TASK INPUT -

* * * * * * *

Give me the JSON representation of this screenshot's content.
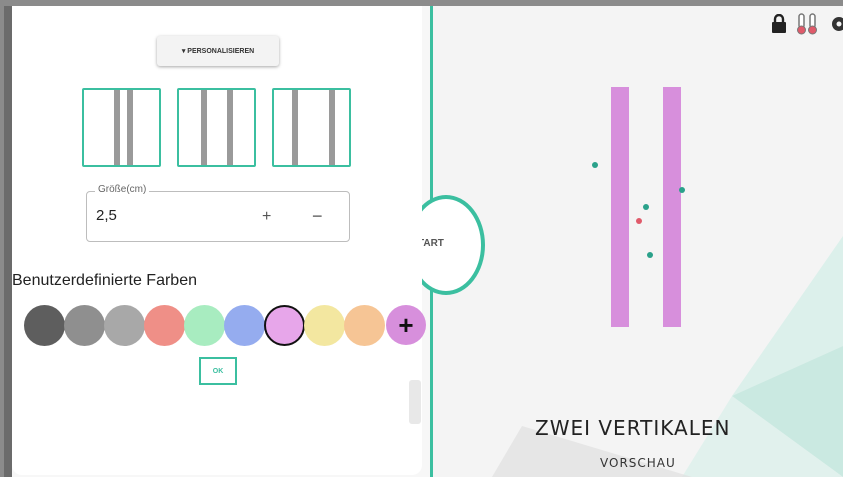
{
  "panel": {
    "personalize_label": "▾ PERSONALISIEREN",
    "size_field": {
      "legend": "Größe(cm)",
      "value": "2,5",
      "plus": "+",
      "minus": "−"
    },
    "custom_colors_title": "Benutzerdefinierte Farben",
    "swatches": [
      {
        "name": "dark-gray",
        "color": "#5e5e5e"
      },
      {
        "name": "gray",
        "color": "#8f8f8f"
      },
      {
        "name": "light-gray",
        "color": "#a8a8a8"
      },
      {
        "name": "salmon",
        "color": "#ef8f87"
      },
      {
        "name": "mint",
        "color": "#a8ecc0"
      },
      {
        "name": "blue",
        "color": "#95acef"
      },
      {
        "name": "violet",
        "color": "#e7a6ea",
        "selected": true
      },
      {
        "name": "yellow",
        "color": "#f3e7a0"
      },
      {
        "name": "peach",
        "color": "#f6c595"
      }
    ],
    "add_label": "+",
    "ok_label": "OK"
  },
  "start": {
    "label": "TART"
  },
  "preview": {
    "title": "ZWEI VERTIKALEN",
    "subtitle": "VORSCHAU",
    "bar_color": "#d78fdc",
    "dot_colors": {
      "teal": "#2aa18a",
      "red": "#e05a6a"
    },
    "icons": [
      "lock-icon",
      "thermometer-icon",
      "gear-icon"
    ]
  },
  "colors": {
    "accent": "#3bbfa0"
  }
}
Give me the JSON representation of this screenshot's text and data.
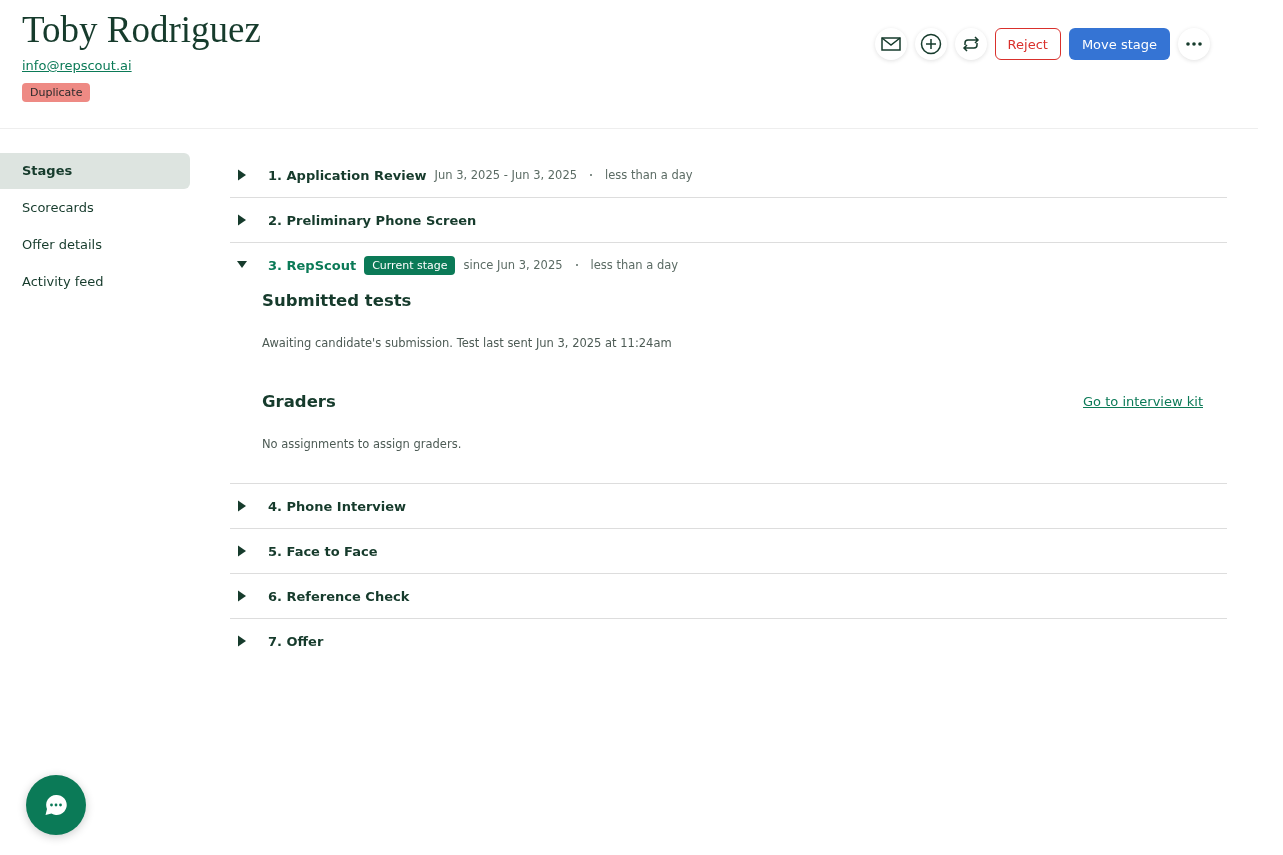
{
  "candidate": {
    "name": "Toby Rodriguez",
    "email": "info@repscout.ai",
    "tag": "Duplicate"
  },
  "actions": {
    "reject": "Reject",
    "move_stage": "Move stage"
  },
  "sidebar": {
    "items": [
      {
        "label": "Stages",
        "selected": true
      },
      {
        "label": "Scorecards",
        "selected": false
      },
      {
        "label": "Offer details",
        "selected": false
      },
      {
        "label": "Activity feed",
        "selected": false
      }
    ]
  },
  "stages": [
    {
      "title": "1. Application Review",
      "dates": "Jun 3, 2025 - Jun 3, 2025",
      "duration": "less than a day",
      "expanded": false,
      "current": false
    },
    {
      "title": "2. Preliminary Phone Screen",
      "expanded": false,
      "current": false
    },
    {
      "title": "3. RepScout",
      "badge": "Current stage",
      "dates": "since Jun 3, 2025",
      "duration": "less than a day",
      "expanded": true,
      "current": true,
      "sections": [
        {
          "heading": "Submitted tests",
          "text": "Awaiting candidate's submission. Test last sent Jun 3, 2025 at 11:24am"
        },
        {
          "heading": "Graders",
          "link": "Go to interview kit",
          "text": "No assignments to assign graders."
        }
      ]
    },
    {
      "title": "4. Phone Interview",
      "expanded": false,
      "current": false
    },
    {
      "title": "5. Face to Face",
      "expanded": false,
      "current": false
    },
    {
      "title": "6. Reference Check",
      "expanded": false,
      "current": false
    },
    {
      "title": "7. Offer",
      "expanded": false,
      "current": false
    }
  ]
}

* * * * * * *

AIM OF THE TASK - A single figure is required: the number of lines above in which the word "name" occurs.

SOLUTION FOR THIS TASK - 10